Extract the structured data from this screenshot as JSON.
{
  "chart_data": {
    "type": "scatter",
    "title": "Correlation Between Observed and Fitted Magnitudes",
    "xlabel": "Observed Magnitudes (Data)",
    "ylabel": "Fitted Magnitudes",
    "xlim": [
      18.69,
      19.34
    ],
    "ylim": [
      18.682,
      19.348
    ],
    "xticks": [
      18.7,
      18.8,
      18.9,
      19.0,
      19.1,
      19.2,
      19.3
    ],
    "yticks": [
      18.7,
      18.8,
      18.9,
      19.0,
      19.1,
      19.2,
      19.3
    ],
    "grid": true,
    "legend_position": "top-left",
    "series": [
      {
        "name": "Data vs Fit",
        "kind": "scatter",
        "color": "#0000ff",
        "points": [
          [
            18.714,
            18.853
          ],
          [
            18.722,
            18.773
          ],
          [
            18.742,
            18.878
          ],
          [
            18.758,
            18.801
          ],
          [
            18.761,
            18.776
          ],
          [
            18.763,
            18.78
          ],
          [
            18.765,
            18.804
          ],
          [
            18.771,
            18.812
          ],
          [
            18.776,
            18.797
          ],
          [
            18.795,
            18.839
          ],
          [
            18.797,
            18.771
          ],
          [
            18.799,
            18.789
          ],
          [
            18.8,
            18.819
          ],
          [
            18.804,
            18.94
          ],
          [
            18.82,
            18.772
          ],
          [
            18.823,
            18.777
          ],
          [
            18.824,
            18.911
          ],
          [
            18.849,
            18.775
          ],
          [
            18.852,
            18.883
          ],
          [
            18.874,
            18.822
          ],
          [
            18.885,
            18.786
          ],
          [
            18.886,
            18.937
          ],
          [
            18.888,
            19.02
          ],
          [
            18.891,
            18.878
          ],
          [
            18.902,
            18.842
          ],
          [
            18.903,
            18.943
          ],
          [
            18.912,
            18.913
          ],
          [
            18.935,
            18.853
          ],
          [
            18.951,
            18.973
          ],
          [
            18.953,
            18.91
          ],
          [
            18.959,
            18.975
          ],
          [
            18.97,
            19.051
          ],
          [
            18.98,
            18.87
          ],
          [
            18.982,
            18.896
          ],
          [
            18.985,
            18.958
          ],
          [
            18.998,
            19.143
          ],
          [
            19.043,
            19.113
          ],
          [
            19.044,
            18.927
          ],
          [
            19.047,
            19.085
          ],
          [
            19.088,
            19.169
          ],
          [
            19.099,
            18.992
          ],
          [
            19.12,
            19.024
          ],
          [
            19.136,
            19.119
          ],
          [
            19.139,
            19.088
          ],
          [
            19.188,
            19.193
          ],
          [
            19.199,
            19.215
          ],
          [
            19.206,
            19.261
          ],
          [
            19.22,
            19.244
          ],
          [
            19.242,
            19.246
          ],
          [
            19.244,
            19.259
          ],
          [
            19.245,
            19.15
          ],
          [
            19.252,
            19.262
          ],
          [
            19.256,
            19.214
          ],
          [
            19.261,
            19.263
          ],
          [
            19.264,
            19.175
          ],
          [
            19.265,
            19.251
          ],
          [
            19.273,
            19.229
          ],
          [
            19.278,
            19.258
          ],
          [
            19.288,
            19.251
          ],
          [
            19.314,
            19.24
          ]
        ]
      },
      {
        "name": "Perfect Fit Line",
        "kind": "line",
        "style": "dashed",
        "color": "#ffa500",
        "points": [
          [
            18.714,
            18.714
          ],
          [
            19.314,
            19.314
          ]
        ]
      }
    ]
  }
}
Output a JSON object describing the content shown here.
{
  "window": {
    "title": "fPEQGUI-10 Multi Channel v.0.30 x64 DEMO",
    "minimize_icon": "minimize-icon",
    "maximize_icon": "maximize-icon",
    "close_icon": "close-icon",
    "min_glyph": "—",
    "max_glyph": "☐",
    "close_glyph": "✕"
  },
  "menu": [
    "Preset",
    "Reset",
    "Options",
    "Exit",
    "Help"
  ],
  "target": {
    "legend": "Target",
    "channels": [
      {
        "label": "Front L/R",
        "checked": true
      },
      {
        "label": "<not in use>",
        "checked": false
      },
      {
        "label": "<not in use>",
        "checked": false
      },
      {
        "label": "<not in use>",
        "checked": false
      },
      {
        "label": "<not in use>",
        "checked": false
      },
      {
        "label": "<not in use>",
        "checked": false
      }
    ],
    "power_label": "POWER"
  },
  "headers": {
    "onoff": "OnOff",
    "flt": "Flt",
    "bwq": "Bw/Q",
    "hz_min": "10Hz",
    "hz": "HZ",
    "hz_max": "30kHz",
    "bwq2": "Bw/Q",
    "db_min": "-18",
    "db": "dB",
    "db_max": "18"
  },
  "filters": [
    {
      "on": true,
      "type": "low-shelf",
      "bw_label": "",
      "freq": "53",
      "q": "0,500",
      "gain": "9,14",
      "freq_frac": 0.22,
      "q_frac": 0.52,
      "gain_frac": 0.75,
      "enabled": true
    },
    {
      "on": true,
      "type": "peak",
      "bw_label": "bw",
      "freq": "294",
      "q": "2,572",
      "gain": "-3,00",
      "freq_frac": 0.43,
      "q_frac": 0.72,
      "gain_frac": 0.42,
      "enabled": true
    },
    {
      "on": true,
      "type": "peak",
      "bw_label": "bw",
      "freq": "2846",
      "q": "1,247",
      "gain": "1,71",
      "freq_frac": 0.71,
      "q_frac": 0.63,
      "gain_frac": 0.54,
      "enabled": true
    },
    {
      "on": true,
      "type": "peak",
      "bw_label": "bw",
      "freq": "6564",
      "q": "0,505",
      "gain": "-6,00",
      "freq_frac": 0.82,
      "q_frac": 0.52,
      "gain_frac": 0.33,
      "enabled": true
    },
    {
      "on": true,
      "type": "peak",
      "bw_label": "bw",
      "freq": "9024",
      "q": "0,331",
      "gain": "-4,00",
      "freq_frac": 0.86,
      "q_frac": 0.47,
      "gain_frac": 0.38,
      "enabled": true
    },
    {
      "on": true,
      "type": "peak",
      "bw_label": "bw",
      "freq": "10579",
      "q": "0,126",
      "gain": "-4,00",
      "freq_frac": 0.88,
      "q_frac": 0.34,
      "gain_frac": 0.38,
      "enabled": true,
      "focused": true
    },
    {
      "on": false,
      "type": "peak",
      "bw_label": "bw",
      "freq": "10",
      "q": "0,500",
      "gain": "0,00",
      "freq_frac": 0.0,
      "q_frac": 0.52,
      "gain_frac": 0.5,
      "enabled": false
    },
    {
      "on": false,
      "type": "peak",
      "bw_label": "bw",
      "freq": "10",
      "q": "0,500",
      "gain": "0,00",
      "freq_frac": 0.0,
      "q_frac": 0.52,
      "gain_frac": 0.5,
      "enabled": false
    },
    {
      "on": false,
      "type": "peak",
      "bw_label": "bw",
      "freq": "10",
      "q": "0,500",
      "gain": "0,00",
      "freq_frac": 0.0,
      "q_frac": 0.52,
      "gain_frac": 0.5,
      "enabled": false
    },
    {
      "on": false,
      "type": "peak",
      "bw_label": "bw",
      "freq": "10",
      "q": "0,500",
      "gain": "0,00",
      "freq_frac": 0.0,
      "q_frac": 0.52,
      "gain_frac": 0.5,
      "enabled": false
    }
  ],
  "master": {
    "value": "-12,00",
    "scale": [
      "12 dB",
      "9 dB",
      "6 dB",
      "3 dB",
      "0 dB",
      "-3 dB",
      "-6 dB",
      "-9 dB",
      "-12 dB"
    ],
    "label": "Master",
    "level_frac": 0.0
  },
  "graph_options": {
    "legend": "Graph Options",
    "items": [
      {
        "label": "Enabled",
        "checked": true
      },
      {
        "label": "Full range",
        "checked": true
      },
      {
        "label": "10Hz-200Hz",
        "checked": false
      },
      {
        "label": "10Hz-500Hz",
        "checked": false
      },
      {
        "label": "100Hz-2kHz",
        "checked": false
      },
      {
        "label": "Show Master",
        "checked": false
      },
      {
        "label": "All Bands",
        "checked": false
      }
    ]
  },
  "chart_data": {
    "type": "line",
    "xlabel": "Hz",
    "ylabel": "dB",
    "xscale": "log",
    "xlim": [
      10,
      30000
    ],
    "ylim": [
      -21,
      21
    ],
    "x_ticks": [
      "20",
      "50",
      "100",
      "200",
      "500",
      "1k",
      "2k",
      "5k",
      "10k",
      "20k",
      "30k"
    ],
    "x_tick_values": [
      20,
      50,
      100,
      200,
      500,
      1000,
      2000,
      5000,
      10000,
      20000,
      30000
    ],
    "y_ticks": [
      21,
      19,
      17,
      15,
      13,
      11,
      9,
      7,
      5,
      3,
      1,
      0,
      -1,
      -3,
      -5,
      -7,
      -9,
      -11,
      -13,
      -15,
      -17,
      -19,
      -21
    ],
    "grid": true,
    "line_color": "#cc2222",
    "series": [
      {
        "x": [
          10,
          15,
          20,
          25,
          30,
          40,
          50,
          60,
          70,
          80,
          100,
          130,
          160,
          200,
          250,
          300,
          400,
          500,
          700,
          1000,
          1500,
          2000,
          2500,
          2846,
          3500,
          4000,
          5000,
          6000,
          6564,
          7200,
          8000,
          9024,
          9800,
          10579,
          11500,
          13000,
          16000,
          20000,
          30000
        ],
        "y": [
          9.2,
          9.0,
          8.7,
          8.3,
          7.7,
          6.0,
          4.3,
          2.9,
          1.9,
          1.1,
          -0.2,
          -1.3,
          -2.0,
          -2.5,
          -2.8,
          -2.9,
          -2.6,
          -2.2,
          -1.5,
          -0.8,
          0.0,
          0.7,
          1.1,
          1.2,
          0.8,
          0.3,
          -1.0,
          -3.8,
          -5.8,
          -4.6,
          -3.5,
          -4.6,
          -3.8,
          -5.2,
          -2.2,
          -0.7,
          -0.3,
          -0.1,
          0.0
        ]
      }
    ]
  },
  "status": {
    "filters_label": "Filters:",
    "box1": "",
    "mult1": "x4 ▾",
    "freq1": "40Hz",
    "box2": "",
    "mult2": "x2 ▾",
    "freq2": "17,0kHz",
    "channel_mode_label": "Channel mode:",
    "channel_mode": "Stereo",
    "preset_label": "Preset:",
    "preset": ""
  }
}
● ● ● ● ● ● ●
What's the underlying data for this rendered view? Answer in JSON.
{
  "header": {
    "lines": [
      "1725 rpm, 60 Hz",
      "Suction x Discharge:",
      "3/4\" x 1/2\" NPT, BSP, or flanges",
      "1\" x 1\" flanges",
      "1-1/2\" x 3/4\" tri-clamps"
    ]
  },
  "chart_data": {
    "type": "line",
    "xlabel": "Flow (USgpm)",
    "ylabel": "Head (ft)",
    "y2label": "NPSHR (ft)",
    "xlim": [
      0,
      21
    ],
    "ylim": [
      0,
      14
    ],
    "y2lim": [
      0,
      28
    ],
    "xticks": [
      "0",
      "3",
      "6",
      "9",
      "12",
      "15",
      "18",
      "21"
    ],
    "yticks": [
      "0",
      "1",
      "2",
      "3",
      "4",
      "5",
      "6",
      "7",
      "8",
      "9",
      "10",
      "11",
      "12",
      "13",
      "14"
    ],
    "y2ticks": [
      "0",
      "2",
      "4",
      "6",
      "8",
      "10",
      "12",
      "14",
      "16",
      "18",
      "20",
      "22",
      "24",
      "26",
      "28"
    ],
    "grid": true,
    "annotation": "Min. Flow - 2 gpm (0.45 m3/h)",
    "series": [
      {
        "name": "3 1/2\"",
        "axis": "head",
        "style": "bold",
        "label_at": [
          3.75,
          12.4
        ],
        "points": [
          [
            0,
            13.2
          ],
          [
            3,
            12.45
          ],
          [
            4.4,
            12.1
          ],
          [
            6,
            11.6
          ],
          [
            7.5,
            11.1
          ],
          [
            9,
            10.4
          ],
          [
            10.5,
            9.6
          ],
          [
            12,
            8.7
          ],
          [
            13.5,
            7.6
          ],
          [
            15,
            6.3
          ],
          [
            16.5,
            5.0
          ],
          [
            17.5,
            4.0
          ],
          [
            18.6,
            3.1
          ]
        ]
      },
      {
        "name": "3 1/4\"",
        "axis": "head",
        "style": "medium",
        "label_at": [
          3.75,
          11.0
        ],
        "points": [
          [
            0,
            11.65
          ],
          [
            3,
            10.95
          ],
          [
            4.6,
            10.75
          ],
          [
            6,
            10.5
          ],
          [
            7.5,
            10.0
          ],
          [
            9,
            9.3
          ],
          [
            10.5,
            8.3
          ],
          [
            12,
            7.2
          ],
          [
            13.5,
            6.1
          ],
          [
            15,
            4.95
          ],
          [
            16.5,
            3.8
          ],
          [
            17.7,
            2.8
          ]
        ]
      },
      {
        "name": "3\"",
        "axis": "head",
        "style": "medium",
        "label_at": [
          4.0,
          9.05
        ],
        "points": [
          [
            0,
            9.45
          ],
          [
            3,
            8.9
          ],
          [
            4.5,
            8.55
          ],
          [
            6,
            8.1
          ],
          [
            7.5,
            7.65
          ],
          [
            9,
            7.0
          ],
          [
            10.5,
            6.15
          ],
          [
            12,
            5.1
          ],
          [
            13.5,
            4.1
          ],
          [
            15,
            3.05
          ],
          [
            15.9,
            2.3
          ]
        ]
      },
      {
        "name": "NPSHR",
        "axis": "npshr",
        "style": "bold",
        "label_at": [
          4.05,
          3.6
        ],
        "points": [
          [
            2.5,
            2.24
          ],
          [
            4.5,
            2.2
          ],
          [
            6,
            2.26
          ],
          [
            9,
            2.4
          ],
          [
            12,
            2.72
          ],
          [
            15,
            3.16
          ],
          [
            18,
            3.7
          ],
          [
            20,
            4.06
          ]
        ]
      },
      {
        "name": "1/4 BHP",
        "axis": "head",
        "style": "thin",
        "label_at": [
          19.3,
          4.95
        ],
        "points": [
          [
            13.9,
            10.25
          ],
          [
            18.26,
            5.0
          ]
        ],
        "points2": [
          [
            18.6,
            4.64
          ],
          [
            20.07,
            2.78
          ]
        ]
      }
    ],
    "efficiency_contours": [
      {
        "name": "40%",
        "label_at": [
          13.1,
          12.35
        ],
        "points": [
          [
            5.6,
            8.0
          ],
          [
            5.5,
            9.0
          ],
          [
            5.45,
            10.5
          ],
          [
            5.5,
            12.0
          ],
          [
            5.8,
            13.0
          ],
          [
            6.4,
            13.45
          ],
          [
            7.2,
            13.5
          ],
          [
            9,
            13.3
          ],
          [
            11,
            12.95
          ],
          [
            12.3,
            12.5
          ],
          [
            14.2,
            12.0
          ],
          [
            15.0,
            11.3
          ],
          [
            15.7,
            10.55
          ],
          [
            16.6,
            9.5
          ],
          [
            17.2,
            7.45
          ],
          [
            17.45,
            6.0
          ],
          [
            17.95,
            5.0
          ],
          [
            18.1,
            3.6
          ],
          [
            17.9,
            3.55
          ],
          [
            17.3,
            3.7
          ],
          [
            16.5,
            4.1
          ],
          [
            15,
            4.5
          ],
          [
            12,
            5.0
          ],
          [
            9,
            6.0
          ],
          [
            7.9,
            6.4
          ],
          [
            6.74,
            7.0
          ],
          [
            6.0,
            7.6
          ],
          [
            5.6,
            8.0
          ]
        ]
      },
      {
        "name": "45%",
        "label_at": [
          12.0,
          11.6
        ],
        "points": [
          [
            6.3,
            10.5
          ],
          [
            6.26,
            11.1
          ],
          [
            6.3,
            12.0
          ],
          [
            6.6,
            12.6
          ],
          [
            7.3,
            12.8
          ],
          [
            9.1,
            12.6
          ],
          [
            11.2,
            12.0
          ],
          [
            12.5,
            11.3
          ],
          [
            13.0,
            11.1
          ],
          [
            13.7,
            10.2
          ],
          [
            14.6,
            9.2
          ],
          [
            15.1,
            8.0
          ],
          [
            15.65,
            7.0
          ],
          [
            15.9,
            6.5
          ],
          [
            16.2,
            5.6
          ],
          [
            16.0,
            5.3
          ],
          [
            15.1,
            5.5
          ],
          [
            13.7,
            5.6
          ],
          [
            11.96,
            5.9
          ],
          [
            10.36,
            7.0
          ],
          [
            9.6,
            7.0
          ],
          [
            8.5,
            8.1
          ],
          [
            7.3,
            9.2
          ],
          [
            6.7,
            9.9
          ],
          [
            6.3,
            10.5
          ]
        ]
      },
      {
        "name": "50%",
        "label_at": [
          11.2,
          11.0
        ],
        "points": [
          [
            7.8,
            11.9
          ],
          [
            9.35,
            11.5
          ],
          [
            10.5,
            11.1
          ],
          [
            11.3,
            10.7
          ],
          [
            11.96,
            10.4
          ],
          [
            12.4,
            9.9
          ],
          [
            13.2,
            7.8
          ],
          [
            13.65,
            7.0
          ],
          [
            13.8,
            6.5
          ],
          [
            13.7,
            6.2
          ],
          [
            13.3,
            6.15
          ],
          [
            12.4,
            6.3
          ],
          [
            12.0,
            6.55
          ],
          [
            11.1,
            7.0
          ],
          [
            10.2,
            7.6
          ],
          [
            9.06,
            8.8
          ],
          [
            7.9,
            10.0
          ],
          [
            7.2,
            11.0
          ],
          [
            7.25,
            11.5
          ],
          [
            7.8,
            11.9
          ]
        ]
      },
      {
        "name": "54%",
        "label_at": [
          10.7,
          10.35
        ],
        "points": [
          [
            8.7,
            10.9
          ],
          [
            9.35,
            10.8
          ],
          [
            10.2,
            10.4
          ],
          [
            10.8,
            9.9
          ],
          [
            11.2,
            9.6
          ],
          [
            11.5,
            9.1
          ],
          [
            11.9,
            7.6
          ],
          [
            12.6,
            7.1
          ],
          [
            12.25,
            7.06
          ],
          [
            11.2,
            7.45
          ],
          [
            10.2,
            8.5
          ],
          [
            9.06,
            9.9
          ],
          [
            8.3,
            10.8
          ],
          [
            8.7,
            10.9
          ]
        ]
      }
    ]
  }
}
● ● ● ● ● ● ●
## What you will do
Report how many lines hold the string "Observed", giving the number and nothing else.

## Solution to this exercise
2